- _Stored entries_
start
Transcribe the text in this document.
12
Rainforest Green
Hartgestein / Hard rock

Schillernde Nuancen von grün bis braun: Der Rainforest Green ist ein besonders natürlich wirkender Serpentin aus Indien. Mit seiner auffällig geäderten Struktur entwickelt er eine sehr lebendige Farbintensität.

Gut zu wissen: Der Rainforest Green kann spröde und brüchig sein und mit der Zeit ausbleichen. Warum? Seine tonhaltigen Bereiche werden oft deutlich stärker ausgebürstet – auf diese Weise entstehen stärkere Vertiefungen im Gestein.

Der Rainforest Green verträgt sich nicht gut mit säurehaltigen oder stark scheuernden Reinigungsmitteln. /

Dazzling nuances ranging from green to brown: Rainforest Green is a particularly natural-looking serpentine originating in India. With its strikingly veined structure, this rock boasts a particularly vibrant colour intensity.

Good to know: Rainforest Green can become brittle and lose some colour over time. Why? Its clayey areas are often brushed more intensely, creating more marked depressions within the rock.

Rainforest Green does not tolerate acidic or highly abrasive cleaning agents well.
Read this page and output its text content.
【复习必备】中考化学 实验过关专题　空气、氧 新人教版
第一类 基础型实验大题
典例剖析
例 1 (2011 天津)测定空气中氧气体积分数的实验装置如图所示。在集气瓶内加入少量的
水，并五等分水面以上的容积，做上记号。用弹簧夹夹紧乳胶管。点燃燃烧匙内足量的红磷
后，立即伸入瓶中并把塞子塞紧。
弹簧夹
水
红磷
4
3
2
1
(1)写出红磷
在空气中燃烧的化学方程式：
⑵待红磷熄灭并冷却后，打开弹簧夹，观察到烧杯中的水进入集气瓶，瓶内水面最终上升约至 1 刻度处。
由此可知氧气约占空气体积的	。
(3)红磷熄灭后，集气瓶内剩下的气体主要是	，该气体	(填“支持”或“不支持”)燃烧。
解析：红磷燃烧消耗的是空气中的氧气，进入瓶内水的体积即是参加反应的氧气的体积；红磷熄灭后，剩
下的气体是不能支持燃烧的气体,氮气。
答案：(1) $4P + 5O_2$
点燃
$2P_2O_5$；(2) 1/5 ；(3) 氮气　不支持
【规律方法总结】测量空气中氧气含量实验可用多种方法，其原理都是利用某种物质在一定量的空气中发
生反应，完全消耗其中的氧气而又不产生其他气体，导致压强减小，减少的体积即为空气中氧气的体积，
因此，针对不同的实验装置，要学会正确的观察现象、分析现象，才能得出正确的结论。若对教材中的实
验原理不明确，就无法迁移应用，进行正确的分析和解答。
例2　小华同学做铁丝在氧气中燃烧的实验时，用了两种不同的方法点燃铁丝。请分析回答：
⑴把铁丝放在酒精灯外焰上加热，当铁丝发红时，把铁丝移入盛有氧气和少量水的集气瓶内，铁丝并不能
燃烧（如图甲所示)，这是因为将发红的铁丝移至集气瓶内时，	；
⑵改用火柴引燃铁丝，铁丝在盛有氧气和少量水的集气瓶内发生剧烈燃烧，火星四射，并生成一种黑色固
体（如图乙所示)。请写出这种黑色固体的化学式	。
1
end
- _Set exercise_
Scan the entries above for the word "红磷熄灭后" and collect each line holding it.

- _Exercise answer_
(3)红磷熄灭后，集气瓶内剩下的气体主要是	，该气体	(填“支持”或“不支持”)燃烧。
解析：红磷燃烧消耗的是空气中的氧气，进入瓶内水的体积即是参加反应的氧气的体积；红磷熄灭后，剩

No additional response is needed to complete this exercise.